## Start

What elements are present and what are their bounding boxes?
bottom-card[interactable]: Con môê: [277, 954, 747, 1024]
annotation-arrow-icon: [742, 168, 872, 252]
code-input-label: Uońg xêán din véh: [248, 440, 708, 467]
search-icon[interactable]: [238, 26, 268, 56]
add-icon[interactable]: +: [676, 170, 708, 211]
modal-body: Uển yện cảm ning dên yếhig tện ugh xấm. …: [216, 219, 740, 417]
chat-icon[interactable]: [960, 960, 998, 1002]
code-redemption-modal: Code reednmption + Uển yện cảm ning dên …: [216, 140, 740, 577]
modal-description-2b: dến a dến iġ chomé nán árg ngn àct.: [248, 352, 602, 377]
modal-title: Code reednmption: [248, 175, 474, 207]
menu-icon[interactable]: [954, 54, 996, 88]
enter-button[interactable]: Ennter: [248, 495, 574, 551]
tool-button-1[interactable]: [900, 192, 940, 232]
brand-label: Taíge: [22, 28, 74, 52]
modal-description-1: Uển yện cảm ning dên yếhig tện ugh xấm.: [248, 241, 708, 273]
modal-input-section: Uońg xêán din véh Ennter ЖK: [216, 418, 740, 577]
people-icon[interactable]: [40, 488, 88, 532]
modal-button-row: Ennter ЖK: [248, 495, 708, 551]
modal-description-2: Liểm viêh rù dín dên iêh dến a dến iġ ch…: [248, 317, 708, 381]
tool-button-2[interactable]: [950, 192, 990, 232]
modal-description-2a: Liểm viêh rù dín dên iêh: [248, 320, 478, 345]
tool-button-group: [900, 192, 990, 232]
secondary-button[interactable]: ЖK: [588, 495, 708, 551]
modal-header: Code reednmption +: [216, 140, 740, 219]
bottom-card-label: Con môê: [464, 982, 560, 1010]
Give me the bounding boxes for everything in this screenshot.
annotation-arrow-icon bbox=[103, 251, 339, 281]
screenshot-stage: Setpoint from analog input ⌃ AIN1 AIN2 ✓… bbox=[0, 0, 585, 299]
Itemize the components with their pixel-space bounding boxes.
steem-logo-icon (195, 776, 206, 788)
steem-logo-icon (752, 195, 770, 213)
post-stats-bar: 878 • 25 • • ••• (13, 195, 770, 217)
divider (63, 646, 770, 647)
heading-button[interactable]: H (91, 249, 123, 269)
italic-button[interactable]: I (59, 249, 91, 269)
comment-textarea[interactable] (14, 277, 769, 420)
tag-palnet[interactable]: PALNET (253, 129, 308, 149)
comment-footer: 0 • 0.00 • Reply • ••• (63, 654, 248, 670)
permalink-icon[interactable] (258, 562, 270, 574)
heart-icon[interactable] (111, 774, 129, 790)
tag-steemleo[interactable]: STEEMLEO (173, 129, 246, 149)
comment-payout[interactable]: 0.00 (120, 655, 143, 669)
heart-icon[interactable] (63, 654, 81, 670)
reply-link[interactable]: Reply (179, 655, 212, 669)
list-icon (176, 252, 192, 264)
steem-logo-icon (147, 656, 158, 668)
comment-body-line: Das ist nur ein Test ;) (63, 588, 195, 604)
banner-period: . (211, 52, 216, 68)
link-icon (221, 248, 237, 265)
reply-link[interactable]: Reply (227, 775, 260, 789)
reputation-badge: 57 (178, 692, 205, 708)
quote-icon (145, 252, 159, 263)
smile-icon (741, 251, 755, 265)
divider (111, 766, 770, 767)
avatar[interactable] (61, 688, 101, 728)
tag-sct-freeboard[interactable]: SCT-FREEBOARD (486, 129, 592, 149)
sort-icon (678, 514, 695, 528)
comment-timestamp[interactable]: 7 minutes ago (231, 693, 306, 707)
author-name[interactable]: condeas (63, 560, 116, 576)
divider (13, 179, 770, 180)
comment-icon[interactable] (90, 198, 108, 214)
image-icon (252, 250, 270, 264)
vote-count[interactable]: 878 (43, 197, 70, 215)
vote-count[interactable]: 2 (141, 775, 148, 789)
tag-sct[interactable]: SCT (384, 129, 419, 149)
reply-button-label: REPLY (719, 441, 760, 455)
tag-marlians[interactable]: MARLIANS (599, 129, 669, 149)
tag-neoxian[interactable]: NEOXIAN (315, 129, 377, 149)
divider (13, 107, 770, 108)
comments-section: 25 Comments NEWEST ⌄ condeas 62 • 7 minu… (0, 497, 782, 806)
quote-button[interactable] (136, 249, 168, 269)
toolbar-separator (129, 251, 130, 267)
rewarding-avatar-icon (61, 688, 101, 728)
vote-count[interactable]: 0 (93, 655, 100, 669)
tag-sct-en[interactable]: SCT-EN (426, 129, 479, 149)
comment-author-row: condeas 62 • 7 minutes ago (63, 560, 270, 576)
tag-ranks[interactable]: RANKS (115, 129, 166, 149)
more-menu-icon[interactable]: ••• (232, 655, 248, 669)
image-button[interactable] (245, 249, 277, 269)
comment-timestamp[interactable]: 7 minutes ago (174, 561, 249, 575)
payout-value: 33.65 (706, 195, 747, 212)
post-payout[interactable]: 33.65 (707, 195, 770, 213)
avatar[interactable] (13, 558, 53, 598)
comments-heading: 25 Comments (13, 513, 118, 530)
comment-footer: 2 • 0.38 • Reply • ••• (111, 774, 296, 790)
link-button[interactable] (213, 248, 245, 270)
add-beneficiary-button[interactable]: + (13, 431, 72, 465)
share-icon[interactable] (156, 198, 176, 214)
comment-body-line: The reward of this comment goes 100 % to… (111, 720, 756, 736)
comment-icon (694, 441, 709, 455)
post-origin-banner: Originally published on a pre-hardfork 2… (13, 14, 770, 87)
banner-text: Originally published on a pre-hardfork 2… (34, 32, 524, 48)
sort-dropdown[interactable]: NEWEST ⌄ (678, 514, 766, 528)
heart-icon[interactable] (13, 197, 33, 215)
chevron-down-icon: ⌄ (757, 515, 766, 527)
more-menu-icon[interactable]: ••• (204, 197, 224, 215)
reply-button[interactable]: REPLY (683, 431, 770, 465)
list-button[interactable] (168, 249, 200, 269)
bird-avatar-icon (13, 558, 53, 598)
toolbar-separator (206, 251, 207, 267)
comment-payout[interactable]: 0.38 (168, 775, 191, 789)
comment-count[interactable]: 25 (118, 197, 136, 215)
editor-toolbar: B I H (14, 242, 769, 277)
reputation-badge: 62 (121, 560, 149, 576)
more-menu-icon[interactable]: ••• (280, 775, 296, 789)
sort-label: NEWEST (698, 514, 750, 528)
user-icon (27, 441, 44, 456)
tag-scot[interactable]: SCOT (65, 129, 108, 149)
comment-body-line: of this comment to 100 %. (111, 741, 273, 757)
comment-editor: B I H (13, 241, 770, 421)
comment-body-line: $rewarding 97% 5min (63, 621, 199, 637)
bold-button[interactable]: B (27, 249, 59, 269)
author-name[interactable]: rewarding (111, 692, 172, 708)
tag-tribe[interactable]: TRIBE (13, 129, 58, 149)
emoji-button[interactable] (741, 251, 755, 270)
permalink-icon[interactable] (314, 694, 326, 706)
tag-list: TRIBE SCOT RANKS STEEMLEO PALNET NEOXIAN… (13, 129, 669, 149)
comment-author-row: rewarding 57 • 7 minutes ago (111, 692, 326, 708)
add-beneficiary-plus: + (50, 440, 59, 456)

## End

**Problem**
Lay out every line of the material above as a numbered list, leaving out any blank lines.

**Answer to this task**
1. What elements are present and what are their bounding boxes?
2. bottom-card[interactable]: Con môê: [277, 954, 747, 1024]
3. annotation-arrow-icon: [742, 168, 872, 252]
4. code-input-label: Uońg xêán din véh: [248, 440, 708, 467]
5. search-icon[interactable]: [238, 26, 268, 56]
6. add-icon[interactable]: +: [676, 170, 708, 211]
7. modal-body: Uển yện cảm ning dên yếhig tện ugh xấm. …: [216, 219, 740, 417]
8. chat-icon[interactable]: [960, 960, 998, 1002]
9. code-redemption-modal: Code reednmption + Uển yện cảm ning dên …: [216, 140, 740, 577]
10. modal-description-2b: dến a dến iġ chomé nán árg ngn àct.: [248, 352, 602, 377]
11. modal-title: Code reednmption: [248, 175, 474, 207]
12. menu-icon[interactable]: [954, 54, 996, 88]
13. enter-button[interactable]: Ennter: [248, 495, 574, 551]
14. tool-button-1[interactable]: [900, 192, 940, 232]
15. brand-label: Taíge: [22, 28, 74, 52]
16. modal-description-1: Uển yện cảm ning dên yếhig tện ugh xấm.: [248, 241, 708, 273]
17. modal-input-section: Uońg xêán din véh Ennter ЖK: [216, 418, 740, 577]
18. people-icon[interactable]: [40, 488, 88, 532]
19. modal-button-row: Ennter ЖK: [248, 495, 708, 551]
20. modal-description-2: Liểm viêh rù dín dên iêh dến a dến iġ ch…: [248, 317, 708, 381]
21. tool-button-2[interactable]: [950, 192, 990, 232]
22. modal-description-2a: Liểm viêh rù dín dên iêh: [248, 320, 478, 345]
23. tool-button-group: [900, 192, 990, 232]
24. secondary-button[interactable]: ЖK: [588, 495, 708, 551]
25. modal-header: Code reednmption +: [216, 140, 740, 219]
26. bottom-card-label: Con môê: [464, 982, 560, 1010]
27. Give me the bounding boxes for everything in this screenshot.
28. annotation-arrow-icon bbox=[103, 251, 339, 281]
29. screenshot-stage: Setpoint from analog input ⌃ AIN1 AIN2 ✓… bbox=[0, 0, 585, 299]
30. Itemize the components with their pixel-space bounding boxes.
31. steem-logo-icon (195, 776, 206, 788)
32. steem-logo-icon (752, 195, 770, 213)
33. post-stats-bar: 878 • 25 • • ••• (13, 195, 770, 217)
34. divider (63, 646, 770, 647)
35. heading-button[interactable]: H (91, 249, 123, 269)
36. italic-button[interactable]: I (59, 249, 91, 269)
37. comment-textarea[interactable] (14, 277, 769, 420)
38. tag-palnet[interactable]: PALNET (253, 129, 308, 149)
39. comment-footer: 0 • 0.00 • Reply • ••• (63, 654, 248, 670)
40. permalink-icon[interactable] (258, 562, 270, 574)
41. heart-icon[interactable] (111, 774, 129, 790)
42. tag-steemleo[interactable]: STEEMLEO (173, 129, 246, 149)
43. comment-payout[interactable]: 0.00 (120, 655, 143, 669)
44. heart-icon[interactable] (63, 654, 81, 670)
45. reply-link[interactable]: Reply (179, 655, 212, 669)
46. list-icon (176, 252, 192, 264)
47. steem-logo-icon (147, 656, 158, 668)
48. comment-body-line: Das ist nur ein Test ;) (63, 588, 195, 604)
49. banner-period: . (211, 52, 216, 68)
50. link-icon (221, 248, 237, 265)
51. reply-link[interactable]: Reply (227, 775, 260, 789)
52. reputation-badge: 57 (178, 692, 205, 708)
53. quote-icon (145, 252, 159, 263)
54. smile-icon (741, 251, 755, 265)
55. divider (111, 766, 770, 767)
56. avatar[interactable] (61, 688, 101, 728)
57. tag-sct-freeboard[interactable]: SCT-FREEBOARD (486, 129, 592, 149)
58. sort-icon (678, 514, 695, 528)
59. comment-timestamp[interactable]: 7 minutes ago (231, 693, 306, 707)
60. author-name[interactable]: condeas (63, 560, 116, 576)
61. divider (13, 179, 770, 180)
62. comment-icon[interactable] (90, 198, 108, 214)
63. image-icon (252, 250, 270, 264)
64. vote-count[interactable]: 878 (43, 197, 70, 215)
65. vote-count[interactable]: 2 (141, 775, 148, 789)
66. tag-sct[interactable]: SCT (384, 129, 419, 149)
67. reply-button-label: REPLY (719, 441, 760, 455)
68. tag-marlians[interactable]: MARLIANS (599, 129, 669, 149)
69. tag-neoxian[interactable]: NEOXIAN (315, 129, 377, 149)
70. divider (13, 107, 770, 108)
71. comments-section: 25 Comments NEWEST ⌄ condeas 62 • 7 minu… (0, 497, 782, 806)
72. quote-button[interactable] (136, 249, 168, 269)
73. toolbar-separator (129, 251, 130, 267)
74. rewarding-avatar-icon (61, 688, 101, 728)
75. vote-count[interactable]: 0 (93, 655, 100, 669)
76. tag-sct-en[interactable]: SCT-EN (426, 129, 479, 149)
77. comment-author-row: condeas 62 • 7 minutes ago (63, 560, 270, 576)
78. tag-ranks[interactable]: RANKS (115, 129, 166, 149)
79. more-menu-icon[interactable]: ••• (232, 655, 248, 669)
80. image-button[interactable] (245, 249, 277, 269)
81. comment-timestamp[interactable]: 7 minutes ago (174, 561, 249, 575)
82. payout-value: 33.65 (706, 195, 747, 212)
83. post-payout[interactable]: 33.65 (707, 195, 770, 213)
84. avatar[interactable] (13, 558, 53, 598)
85. comments-heading: 25 Comments (13, 513, 118, 530)
86. comment-footer: 2 • 0.38 • Reply • ••• (111, 774, 296, 790)
87. link-button[interactable] (213, 248, 245, 270)
88. add-beneficiary-button[interactable]: + (13, 431, 72, 465)
89. share-icon[interactable] (156, 198, 176, 214)
90. comment-body-line: The reward of this comment goes 100 % to… (111, 720, 756, 736)
91. comment-icon (694, 441, 709, 455)
92. post-origin-banner: Originally published on a pre-hardfork 2… (13, 14, 770, 87)
93. banner-text: Originally published on a pre-hardfork 2… (34, 32, 524, 48)
94. sort-dropdown[interactable]: NEWEST ⌄ (678, 514, 766, 528)
95. heart-icon[interactable] (13, 197, 33, 215)
96. chevron-down-icon: ⌄ (757, 515, 766, 527)
97. more-menu-icon[interactable]: ••• (204, 197, 224, 215)
98. reply-button[interactable]: REPLY (683, 431, 770, 465)
99. list-button[interactable] (168, 249, 200, 269)
100. bird-avatar-icon (13, 558, 53, 598)
101. toolbar-separator (206, 251, 207, 267)
102. comment-payout[interactable]: 0.38 (168, 775, 191, 789)
103. comment-count[interactable]: 25 (118, 197, 136, 215)
104. editor-toolbar: B I H (14, 242, 769, 277)
105. reputation-badge: 62 (121, 560, 149, 576)
106. more-menu-icon[interactable]: ••• (280, 775, 296, 789)
107. sort-label: NEWEST (698, 514, 750, 528)
108. user-icon (27, 441, 44, 456)
109. tag-scot[interactable]: SCOT (65, 129, 108, 149)
110. comment-body-line: of this comment to 100 %. (111, 741, 273, 757)
111. comment-editor: B I H (13, 241, 770, 421)
112. comment-body-line: $rewarding 97% 5min (63, 621, 199, 637)
113. bold-button[interactable]: B (27, 249, 59, 269)
114. author-name[interactable]: rewarding (111, 692, 172, 708)
115. tag-tribe[interactable]: TRIBE (13, 129, 58, 149)
116. emoji-button[interactable] (741, 251, 755, 270)
117. permalink-icon[interactable] (314, 694, 326, 706)
118. tag-list: TRIBE SCOT RANKS STEEMLEO PALNET NEOXIAN… (13, 129, 669, 149)
119. comment-author-row: rewarding 57 • 7 minutes ago (111, 692, 326, 708)
120. add-beneficiary-plus: + (50, 440, 59, 456)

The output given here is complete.